Records from a data collection:
++++++++
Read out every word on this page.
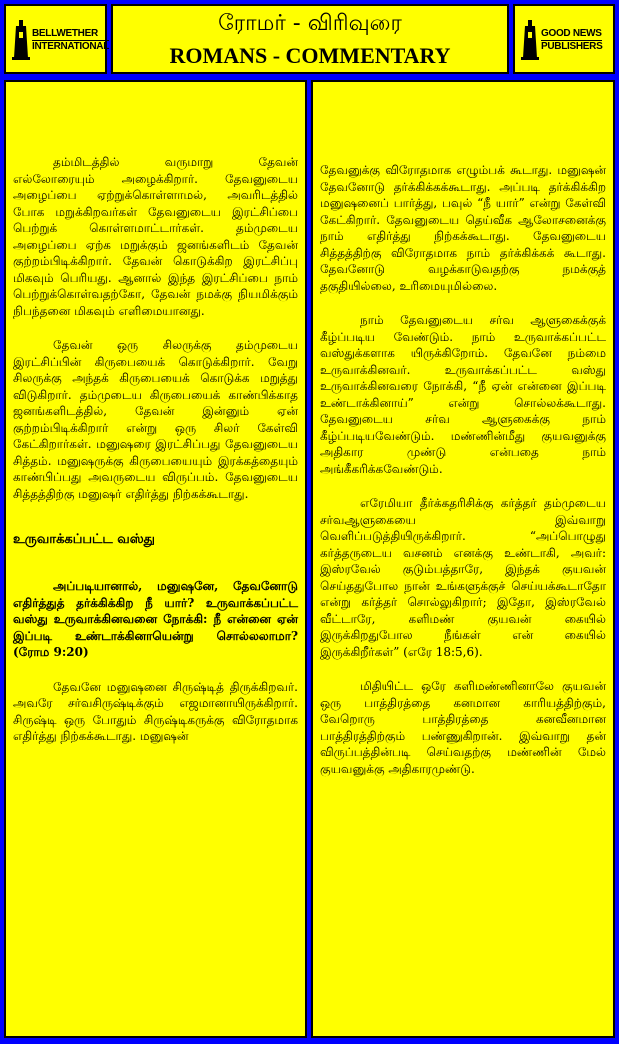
BELLWETHER
INTERNATIONAL
ரோமர் - விரிவுரை
ROMANS - COMMENTARY
GOOD NEWS
PUBLISHERS

தம்மிடத்தில் வருமாறு தேவன் எல்லோரையும் அழைக்கிறார். தேவனுடைய அழைப்பை ஏற்றுக்கொள்ளாமல், அவரிடத்தில் போக மறுக்கிறவர்கள் தேவனுடைய இரட்சிப்பை பெற்றுக் கொள்ளமாட்டார்கள். தம்முடைய அழைப்பை ஏற்க மறுக்கும் ஜனங்களிடம் தேவன் குற்றம்பிடிக்கிறார். தேவன் கொடுக்கிற இரட்சிப்பு மிகவும் பெரியது. ஆனால் இந்த இரட்சிப்பை நாம் பெற்றுக்கொள்வதற்கோ, தேவன் நமக்கு நியமிக்கும் நிபந்தனை மிகவும் எளிமையானது.

தேவன் ஒரு சிலருக்கு தம்முடைய இரட்சிப்பின் கிருபையைக் கொடுக்கிறார். வேறு சிலருக்கு அந்தக் கிருபையைக் கொடுக்க மறுத்து விடுகிறார். தம்முடைய கிருபையைக் காண்பிக்காத ஜனங்களிடத்தில், தேவன் இன்னும் ஏன் குற்றம்பிடிக்கிறார் என்று ஒரு சிலர் கேள்வி கேட்கிறார்கள். மனுஷரை இரட்சிப்பது தேவனுடைய சித்தம். மனுஷருக்கு கிருபையையும் இரக்கத்தையும் காண்பிப்பது அவருடைய விருப்பம். தேவனுடைய சித்தத்திற்கு மனுஷர் எதிர்த்து நிற்கக்கூடாது.

உருவாக்கப்பட்ட வஸ்து

அப்படியானால், மனுஷனே, தேவனோடு எதிர்த்துத் தர்க்கிக்கிற நீ யார்? உருவாக்கப்பட்ட வஸ்து உருவாக்கினவனை நோக்கி: நீ என்னை ஏன் இப்படி உண்டாக்கினாயென்று சொல்லலாமா? (ரோம 9:20)

தேவனே மனுஷனை சிருஷ்டித் திருக்கிறவர். அவரே சர்வசிருஷ்டிக்கும் எஜமானாயிருக்கிறார். சிருஷ்டி ஒரு போதும் சிருஷ்டிகருக்கு விரோதமாக எதிர்த்து நிற்கக்கூடாது. மனுஷன்

தேவனுக்கு விரோதமாக எழும்பக் கூடாது. மனுஷன் தேவனோடு தர்க்கிக்கக்கூடாது. அப்படி தர்க்கிக்கிற மனுஷனைப் பார்த்து, பவுல் “நீ யார்” என்று கேள்வி கேட்கிறார். தேவனுடைய தெய்வீக ஆலோசனைக்கு நாம் எதிர்த்து நிற்கக்கூடாது. தேவனுடைய சித்தத்திற்கு விரோதமாக நாம் தர்க்கிக்கக் கூடாது. தேவனோடு வழக்காடுவதற்கு நமக்குத் தகுதியில்லை, உரிமையுமில்லை.

நாம் தேவனுடைய சர்வ ஆளுகைக்குக் கீழ்ப்படிய வேண்டும். நாம் உருவாக்கப்பட்ட வஸ்துக்களாக யிருக்கிறோம். தேவனே நம்மை உருவாக்கினவர். உருவாக்கப்பட்ட வஸ்து உருவாக்கினவரை நோக்கி, “நீ ஏன் என்னை இப்படி உண்டாக்கினாய்” என்று சொல்லக்கூடாது. தேவனுடைய சர்வ ஆளுகைக்கு நாம் கீழ்ப்படியவேண்டும். மண்ணின்மீது குயவனுக்கு அதிகார முண்டு என்பதை நாம் அங்கீகரிக்கவேண்டும்.

எரேமியா தீர்க்கதரிசிக்கு கர்த்தர் தம்முடைய சர்வஆளுகையை இவ்வாறு வெளிப்படுத்தியிருக்கிறார். “அப்பொழுது கர்த்தருடைய வசனம் எனக்கு உண்டாகி, அவர்: இஸ்ரவேல் குடும்பத்தாரே, இந்தக் குயவன் செய்ததுபோல நான் உங்களுக்குச் செய்யக்கூடாதோ என்று கர்த்தர் சொல்லுகிறார்; இதோ, இஸ்ரவேல் வீட்டாரே, களிமண் குயவன் கையில் இருக்கிறதுபோல நீங்கள் என் கையில் இருக்கிறீர்கள்” (எரே 18:5,6).

மிதியிட்ட ஒரே களிமண்ணினாலே குயவன் ஒரு பாத்திரத்தை கனமான காரியத்திற்கும், வேறொரு பாத்திரத்தை கனவீனமான பாத்திரத்திற்கும் பண்ணுகிறான். இவ்வாறு தன் விருப்பத்தின்படி செய்வதற்கு மண்ணின் மேல் குயவனுக்கு அதிகாரமுண்டு.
++++++++
**YOUR OBJECTIVE**: Quote all of the entries word for word, omitting any pictures.

**RESULT**:
Read out every word on this page.
BELLWETHER
INTERNATIONAL
ரோமர் - விரிவுரை
ROMANS - COMMENTARY
GOOD NEWS
PUBLISHERS

தம்மிடத்தில் வருமாறு தேவன் எல்லோரையும் அழைக்கிறார். தேவனுடைய அழைப்பை ஏற்றுக்கொள்ளாமல், அவரிடத்தில் போக மறுக்கிறவர்கள் தேவனுடைய இரட்சிப்பை பெற்றுக் கொள்ளமாட்டார்கள். தம்முடைய அழைப்பை ஏற்க மறுக்கும் ஜனங்களிடம் தேவன் குற்றம்பிடிக்கிறார். தேவன் கொடுக்கிற இரட்சிப்பு மிகவும் பெரியது. ஆனால் இந்த இரட்சிப்பை நாம் பெற்றுக்கொள்வதற்கோ, தேவன் நமக்கு நியமிக்கும் நிபந்தனை மிகவும் எளிமையானது.

தேவன் ஒரு சிலருக்கு தம்முடைய இரட்சிப்பின் கிருபையைக் கொடுக்கிறார். வேறு சிலருக்கு அந்தக் கிருபையைக் கொடுக்க மறுத்து விடுகிறார். தம்முடைய கிருபையைக் காண்பிக்காத ஜனங்களிடத்தில், தேவன் இன்னும் ஏன் குற்றம்பிடிக்கிறார் என்று ஒரு சிலர் கேள்வி கேட்கிறார்கள். மனுஷரை இரட்சிப்பது தேவனுடைய சித்தம். மனுஷருக்கு கிருபையையும் இரக்கத்தையும் காண்பிப்பது அவருடைய விருப்பம். தேவனுடைய சித்தத்திற்கு மனுஷர் எதிர்த்து நிற்கக்கூடாது.

உருவாக்கப்பட்ட வஸ்து

அப்படியானால், மனுஷனே, தேவனோடு எதிர்த்துத் தர்க்கிக்கிற நீ யார்? உருவாக்கப்பட்ட வஸ்து உருவாக்கினவனை நோக்கி: நீ என்னை ஏன் இப்படி உண்டாக்கினாயென்று சொல்லலாமா? (ரோம 9:20)

தேவனே மனுஷனை சிருஷ்டித் திருக்கிறவர். அவரே சர்வசிருஷ்டிக்கும் எஜமானாயிருக்கிறார். சிருஷ்டி ஒரு போதும் சிருஷ்டிகருக்கு விரோதமாக எதிர்த்து நிற்கக்கூடாது. மனுஷன்

தேவனுக்கு விரோதமாக எழும்பக் கூடாது. மனுஷன் தேவனோடு தர்க்கிக்கக்கூடாது. அப்படி தர்க்கிக்கிற மனுஷனைப் பார்த்து, பவுல் “நீ யார்” என்று கேள்வி கேட்கிறார். தேவனுடைய தெய்வீக ஆலோசனைக்கு நாம் எதிர்த்து நிற்கக்கூடாது. தேவனுடைய சித்தத்திற்கு விரோதமாக நாம் தர்க்கிக்கக் கூடாது. தேவனோடு வழக்காடுவதற்கு நமக்குத் தகுதியில்லை, உரிமையுமில்லை.

நாம் தேவனுடைய சர்வ ஆளுகைக்குக் கீழ்ப்படிய வேண்டும். நாம் உருவாக்கப்பட்ட வஸ்துக்களாக யிருக்கிறோம். தேவனே நம்மை உருவாக்கினவர். உருவாக்கப்பட்ட வஸ்து உருவாக்கினவரை நோக்கி, “நீ ஏன் என்னை இப்படி உண்டாக்கினாய்” என்று சொல்லக்கூடாது. தேவனுடைய சர்வ ஆளுகைக்கு நாம் கீழ்ப்படியவேண்டும். மண்ணின்மீது குயவனுக்கு அதிகார முண்டு என்பதை நாம் அங்கீகரிக்கவேண்டும்.

எரேமியா தீர்க்கதரிசிக்கு கர்த்தர் தம்முடைய சர்வஆளுகையை இவ்வாறு வெளிப்படுத்தியிருக்கிறார். “அப்பொழுது கர்த்தருடைய வசனம் எனக்கு உண்டாகி, அவர்: இஸ்ரவேல் குடும்பத்தாரே, இந்தக் குயவன் செய்ததுபோல நான் உங்களுக்குச் செய்யக்கூடாதோ என்று கர்த்தர் சொல்லுகிறார்; இதோ, இஸ்ரவேல் வீட்டாரே, களிமண் குயவன் கையில் இருக்கிறதுபோல நீங்கள் என் கையில் இருக்கிறீர்கள்” (எரே 18:5,6).

மிதியிட்ட ஒரே களிமண்ணினாலே குயவன் ஒரு பாத்திரத்தை கனமான காரியத்திற்கும், வேறொரு பாத்திரத்தை கனவீனமான பாத்திரத்திற்கும் பண்ணுகிறான். இவ்வாறு தன் விருப்பத்தின்படி செய்வதற்கு மண்ணின் மேல் குயவனுக்கு அதிகாரமுண்டு.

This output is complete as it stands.